Text shown:
§ §
[Feature] Fully support for async scheduling + PP, 30.8% E2E throughput improvement, 31.8% TPOT improvement (#32618)

Signed-off-by: yewentao256 <zhyanwentao@126.com> Signed-off-by: Wentao Ye <44945378+yewentao256@users.noreply.github.com> Signed-off-by: Nick Hill <nickhill123@gmail.com> Co-authored-by: Nick Hill <nickhill123@gmail.com>
2026-01-28 15:30:32 -05:00
parent 8bdd3979d8
commit 3e440786af
4 changed files with 103 additions and 23 deletions
--- a/tests/test_config.py
+++ b/tests/test_config.py
@@ -42,6 +42,22 @@ def test_compile_config_repr_succeeds():
    assert "inductor_passes" in val


+def test_async_scheduling_with_pipeline_parallelism_is_allowed():
+    cfg = VllmConfig(
+        scheduler_config=SchedulerConfig(
+            max_model_len=8192,
+            is_encoder_decoder=False,
+            async_scheduling=True,
+        ),
+        parallel_config=ParallelConfig(
+            pipeline_parallel_size=2,
+            distributed_executor_backend="mp",
+            nnodes=2,
+        ),
+    )
+    assert cfg.scheduler_config.async_scheduling is True
+
+
@dataclass
 class _TestConfigFields:
    a: int
--- a/tests/v1/core/test_scheduler.py
+++ b/tests/v1/core/test_scheduler.py
@@ -127,6 +127,21 @@ def test_schedule_multimodal_requests():
        assert len(encoder_input) == 1


+def test_async_scheduling_pp_allows_rescheduling_with_output_placeholders():
+    """Async scheduling + PP: allow multi-step in-flight scheduling per request"""
+    scheduler = create_scheduler(async_scheduling=True, pipeline_parallel_size=2)
+    (req,) = create_requests(num_requests=1, num_tokens=8)
+    scheduler.add_request(req)
+
+    _ = scheduler.schedule()
+    assert req.num_output_placeholders > 0
+
+    # before any update_from_output, we still expect the request can be
+    # scheduled again (multi-step in-flight).
+    output = scheduler.schedule()
+    assert req.request_id in output.num_scheduled_tokens
+
+
 def test_schedule_partial_requests():
    """Test scheduling behavior with partial requests.

--- a/vllm/v1/core/sched/scheduler.py
+++ b/vllm/v1/core/sched/scheduler.py
@@ -344,13 +344,6 @@ class Scheduler(SchedulerInterface):
        while req_index < len(self.running) and token_budget > 0:
            request = self.running[req_index]

-            # do not schedule another step for the same request while it still has
-            # output placeholders for PP.
§ §
Dataset lines:
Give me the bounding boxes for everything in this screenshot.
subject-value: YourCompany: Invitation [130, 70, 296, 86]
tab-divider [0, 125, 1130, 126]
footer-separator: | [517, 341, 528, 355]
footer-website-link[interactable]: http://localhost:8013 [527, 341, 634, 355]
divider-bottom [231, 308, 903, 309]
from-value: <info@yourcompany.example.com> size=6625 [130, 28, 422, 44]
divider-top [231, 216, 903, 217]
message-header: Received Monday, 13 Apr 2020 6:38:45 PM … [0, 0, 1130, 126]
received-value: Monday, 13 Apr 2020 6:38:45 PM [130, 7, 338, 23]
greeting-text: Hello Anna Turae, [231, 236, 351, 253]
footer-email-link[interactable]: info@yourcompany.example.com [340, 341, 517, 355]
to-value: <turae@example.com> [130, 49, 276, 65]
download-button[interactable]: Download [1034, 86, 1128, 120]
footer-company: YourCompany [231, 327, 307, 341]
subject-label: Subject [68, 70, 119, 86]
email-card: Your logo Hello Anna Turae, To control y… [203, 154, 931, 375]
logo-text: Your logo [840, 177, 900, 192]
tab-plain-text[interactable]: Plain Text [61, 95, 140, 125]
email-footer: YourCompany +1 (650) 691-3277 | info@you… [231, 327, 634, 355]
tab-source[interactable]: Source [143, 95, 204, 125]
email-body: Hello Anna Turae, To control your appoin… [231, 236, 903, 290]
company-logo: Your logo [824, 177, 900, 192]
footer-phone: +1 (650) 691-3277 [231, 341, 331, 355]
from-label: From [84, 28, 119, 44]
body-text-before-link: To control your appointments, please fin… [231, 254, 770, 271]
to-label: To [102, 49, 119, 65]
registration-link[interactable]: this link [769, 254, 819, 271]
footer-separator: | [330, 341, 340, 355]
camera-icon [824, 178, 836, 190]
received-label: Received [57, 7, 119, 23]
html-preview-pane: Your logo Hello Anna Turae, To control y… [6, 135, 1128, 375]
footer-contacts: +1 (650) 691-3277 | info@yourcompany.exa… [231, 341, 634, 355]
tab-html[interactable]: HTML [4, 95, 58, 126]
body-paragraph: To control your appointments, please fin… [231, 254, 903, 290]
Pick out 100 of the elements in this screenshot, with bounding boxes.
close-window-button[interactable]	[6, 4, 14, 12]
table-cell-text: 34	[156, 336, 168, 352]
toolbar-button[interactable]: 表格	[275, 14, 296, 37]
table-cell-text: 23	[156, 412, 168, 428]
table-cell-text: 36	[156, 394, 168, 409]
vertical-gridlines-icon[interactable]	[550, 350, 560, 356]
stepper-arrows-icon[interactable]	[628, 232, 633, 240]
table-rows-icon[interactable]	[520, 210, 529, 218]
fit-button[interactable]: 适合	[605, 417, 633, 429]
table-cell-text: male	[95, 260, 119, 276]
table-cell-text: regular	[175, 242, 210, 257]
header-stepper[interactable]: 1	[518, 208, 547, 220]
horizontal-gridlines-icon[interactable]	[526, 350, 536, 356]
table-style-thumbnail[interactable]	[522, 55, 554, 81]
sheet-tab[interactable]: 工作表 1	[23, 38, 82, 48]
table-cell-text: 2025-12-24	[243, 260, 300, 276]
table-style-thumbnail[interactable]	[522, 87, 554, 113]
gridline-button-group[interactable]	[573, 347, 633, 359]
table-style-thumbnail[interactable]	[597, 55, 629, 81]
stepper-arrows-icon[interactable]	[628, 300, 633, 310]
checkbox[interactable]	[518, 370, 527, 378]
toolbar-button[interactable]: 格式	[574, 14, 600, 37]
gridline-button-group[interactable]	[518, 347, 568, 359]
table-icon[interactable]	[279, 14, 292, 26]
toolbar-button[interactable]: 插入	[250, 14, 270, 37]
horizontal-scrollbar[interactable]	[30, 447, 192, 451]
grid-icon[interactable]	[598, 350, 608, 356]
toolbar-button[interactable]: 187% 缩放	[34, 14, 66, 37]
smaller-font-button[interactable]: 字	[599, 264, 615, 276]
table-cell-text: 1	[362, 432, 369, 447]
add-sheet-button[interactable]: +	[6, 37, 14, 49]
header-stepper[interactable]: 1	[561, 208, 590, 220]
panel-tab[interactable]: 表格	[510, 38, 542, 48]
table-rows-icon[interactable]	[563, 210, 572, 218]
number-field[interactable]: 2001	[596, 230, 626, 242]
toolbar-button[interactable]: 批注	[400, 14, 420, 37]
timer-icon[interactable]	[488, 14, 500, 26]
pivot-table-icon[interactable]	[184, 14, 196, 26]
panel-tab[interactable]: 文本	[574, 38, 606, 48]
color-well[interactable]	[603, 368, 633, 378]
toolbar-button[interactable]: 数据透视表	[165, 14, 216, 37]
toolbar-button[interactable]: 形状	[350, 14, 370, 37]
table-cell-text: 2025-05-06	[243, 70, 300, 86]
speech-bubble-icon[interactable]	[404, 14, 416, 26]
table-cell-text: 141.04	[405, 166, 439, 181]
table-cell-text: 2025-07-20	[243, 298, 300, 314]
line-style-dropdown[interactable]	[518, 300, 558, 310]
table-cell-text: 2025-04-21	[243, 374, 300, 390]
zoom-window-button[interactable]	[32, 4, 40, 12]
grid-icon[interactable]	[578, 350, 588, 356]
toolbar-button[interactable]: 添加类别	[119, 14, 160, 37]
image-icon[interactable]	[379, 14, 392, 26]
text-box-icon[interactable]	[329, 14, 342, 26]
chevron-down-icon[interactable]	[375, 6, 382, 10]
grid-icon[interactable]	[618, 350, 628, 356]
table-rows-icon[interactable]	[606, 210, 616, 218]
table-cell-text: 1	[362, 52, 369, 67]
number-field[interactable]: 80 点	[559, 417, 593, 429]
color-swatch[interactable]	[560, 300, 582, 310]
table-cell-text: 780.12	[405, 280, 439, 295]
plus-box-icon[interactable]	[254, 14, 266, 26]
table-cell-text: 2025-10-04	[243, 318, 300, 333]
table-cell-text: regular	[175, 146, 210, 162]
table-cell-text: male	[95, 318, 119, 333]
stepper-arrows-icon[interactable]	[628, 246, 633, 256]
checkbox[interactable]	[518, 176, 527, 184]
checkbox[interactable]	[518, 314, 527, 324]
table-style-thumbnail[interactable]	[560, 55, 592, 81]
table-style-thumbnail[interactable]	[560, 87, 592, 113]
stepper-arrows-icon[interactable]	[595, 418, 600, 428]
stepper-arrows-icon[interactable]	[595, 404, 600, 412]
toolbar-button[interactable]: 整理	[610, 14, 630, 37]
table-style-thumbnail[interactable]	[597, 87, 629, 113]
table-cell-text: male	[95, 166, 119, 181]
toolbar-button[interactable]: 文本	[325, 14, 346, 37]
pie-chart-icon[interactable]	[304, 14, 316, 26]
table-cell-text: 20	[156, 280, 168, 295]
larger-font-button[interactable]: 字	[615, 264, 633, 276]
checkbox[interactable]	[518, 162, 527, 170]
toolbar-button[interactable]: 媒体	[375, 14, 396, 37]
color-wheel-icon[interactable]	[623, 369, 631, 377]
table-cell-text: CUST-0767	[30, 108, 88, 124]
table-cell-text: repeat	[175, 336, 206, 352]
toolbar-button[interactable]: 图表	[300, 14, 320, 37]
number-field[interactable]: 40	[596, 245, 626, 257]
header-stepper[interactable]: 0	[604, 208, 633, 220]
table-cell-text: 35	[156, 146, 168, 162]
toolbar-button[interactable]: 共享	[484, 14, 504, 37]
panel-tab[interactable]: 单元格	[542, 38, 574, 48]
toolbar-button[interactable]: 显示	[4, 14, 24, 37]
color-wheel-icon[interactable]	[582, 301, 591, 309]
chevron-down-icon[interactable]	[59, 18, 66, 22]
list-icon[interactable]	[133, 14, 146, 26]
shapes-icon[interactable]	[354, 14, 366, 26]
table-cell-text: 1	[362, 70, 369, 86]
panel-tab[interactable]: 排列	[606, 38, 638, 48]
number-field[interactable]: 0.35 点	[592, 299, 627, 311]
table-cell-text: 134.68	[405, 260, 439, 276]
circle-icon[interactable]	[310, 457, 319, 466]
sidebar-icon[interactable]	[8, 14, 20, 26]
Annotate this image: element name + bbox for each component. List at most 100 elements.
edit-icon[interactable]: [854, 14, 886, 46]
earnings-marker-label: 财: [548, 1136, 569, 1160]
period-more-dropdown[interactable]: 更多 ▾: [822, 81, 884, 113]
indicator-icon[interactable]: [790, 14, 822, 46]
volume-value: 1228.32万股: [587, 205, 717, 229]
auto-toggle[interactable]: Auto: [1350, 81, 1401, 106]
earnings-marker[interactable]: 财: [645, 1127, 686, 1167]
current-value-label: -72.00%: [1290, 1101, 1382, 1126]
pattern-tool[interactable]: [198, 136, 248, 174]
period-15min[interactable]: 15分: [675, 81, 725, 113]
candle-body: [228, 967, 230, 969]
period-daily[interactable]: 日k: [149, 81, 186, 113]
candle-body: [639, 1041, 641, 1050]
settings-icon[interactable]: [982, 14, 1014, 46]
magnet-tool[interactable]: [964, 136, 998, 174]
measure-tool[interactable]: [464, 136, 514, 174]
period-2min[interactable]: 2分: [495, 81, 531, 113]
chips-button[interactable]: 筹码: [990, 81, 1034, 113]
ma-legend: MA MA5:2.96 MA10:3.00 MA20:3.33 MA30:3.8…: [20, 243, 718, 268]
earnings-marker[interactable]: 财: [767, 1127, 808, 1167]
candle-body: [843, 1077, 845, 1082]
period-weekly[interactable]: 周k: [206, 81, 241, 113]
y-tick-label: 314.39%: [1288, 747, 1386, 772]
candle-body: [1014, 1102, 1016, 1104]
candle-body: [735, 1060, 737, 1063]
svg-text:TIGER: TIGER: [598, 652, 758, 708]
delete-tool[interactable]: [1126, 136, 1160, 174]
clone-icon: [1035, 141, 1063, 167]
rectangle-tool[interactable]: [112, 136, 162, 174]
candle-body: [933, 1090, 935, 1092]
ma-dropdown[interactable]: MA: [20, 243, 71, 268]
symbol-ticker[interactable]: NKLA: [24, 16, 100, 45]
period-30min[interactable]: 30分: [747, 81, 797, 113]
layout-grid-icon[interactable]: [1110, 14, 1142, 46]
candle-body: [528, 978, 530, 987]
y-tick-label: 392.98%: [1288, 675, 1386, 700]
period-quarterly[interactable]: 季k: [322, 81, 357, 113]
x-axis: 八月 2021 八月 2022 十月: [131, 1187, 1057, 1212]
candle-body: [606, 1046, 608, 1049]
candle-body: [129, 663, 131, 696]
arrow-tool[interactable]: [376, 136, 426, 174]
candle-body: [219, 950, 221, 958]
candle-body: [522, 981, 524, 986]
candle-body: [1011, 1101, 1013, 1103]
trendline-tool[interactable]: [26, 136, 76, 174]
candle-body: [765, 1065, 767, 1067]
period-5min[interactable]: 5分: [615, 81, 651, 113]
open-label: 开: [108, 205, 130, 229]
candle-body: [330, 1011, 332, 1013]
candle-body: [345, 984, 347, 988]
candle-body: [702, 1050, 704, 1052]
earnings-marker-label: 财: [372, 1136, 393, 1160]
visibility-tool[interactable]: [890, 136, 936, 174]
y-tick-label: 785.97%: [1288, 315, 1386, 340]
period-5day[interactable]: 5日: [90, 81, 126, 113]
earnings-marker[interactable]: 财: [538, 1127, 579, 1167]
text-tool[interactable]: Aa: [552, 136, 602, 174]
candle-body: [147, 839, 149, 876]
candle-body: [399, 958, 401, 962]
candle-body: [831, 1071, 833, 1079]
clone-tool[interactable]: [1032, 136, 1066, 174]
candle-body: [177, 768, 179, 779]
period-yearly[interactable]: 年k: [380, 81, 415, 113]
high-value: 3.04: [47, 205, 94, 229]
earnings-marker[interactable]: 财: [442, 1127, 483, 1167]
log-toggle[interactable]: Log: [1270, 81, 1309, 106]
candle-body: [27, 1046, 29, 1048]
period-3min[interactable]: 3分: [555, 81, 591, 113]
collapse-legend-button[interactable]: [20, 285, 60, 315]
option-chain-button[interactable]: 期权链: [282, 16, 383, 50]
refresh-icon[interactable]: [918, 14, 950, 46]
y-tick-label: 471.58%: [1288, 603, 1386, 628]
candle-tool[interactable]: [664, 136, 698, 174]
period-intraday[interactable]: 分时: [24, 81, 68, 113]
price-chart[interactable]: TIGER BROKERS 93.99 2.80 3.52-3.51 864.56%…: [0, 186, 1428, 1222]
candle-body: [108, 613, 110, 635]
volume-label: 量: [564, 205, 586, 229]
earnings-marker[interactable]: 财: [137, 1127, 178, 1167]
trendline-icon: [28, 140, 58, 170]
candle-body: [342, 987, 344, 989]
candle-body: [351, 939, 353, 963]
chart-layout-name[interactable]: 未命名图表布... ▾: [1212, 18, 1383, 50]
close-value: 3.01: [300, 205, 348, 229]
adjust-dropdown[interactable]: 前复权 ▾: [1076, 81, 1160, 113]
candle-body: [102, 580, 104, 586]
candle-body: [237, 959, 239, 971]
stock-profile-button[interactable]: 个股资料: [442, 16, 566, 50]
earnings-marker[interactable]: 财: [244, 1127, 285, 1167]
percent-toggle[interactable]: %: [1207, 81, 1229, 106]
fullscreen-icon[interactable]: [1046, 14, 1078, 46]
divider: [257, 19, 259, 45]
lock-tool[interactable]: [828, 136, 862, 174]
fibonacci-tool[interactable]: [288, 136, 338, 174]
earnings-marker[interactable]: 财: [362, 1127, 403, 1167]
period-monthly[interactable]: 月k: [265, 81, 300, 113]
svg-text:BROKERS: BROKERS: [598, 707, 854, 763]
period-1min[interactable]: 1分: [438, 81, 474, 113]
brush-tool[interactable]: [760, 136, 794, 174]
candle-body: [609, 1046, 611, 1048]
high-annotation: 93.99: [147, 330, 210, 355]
§ §
Exercise instructions:
Continue the commit diff for async scheduling with pipeline parallelism, starting right after its final line.

Response:
-            # TODO: support PP + async scheduling without this limit
-            if self.use_pp and request.num_output_placeholders > 0:
-                req_index += 1
-                continue
-
            if (
                request.num_output_placeholders > 0
                # This is (num_computed_tokens + 1) - (num_output_placeholders - 1).
@@ -1003,7 +996,10 @@ class Scheduler(SchedulerInterface):
        for idx, req in enumerate(itertools.chain(running_reqs, resumed_reqs)):
            req_id = req.request_id
            req_ids.append(req_id)
-            if self.use_pp:
+            # NOTE: In PP+async scheduling, we consume token ids via a direct GPU
+            # broadcast path (`input_batch.prev_sampled_token_ids`), so we can
+            # omit this payload.
+            if self.use_pp and not self.scheduler_config.async_scheduling:
                # When using PP, the scheduler sends the sampled tokens back,
                # because there's no direct communication between the first-
                # stage worker and the last-stage worker. Otherwise, we don't
--- a/vllm/v1/worker/gpu_model_runner.py
+++ b/vllm/v1/worker/gpu_model_runner.py
@@ -1010,20 +1010,26 @@ class GPUModelRunner(
            req_state.num_computed_tokens = num_computed_tokens

            if not is_last_rank:
-                # When using PP, the scheduler sends the sampled tokens back,
-                # because there's no direct communication between the first-
-                # stage worker and the last-stage worker.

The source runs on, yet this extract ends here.